## Saved entries
————
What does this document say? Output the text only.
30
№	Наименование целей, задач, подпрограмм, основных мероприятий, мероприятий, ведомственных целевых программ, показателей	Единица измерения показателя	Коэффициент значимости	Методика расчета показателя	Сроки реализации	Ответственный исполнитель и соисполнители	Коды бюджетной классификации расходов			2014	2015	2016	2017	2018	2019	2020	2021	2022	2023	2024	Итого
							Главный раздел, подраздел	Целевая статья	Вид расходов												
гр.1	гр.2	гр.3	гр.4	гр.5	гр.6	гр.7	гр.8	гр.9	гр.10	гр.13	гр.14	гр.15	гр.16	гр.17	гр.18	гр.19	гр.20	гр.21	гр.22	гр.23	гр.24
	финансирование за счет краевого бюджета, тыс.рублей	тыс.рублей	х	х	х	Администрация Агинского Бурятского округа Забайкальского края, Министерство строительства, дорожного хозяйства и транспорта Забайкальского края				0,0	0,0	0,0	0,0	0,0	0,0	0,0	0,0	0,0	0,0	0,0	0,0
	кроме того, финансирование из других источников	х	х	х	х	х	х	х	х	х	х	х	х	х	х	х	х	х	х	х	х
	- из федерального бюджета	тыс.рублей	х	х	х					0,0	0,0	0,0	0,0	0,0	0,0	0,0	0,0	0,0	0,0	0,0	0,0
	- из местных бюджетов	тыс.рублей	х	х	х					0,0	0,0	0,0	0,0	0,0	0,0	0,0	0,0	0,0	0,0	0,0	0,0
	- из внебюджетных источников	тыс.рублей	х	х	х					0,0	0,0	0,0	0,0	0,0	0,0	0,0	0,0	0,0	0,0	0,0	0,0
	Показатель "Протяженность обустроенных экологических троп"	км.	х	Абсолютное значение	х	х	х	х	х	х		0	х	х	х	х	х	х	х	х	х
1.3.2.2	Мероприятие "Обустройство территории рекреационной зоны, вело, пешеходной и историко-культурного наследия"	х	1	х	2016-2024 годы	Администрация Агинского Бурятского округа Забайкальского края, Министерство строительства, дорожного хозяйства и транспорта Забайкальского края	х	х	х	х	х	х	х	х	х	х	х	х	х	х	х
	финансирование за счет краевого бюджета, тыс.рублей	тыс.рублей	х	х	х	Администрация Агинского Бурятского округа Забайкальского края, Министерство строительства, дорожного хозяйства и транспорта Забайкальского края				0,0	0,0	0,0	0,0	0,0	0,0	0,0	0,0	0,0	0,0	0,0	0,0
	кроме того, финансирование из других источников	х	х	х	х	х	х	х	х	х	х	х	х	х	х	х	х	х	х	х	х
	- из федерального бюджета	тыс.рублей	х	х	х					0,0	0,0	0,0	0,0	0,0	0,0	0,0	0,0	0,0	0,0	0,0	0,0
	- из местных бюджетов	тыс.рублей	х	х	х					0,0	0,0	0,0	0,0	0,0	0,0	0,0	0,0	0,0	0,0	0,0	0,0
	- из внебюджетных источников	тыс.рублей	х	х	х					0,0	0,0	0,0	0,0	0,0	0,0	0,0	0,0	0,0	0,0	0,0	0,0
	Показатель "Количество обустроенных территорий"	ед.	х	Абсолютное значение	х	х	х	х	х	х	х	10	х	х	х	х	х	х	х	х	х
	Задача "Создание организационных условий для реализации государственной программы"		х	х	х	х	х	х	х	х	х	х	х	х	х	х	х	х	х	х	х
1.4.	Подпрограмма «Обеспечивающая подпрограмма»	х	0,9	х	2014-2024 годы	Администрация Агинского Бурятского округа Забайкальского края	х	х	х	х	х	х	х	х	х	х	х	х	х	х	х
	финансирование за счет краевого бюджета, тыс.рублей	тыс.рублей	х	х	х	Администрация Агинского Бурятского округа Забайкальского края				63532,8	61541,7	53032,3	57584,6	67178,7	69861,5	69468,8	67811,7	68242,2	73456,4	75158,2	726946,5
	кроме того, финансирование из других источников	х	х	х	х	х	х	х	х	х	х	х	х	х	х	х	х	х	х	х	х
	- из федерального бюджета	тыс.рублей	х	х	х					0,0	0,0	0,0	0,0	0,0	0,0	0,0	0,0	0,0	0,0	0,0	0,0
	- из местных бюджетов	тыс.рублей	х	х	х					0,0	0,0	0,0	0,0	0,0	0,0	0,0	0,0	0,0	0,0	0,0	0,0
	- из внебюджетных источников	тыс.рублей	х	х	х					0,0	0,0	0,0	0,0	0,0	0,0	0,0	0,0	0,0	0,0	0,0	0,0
————
## Task brief
Collect each line above holding the string "значение".

## Result
	Показатель "Протяженность обустроенных экологических троп"	км.	х	Абсолютное значение	х	х	х	х	х	х		0	х	х	х	х	х	х	х	х	х
	Показатель "Количество обустроенных территорий"	ед.	х	Абсолютное значение	х	х	х	х	х	х	х	10	х	х	х	х	х	х	х	х	х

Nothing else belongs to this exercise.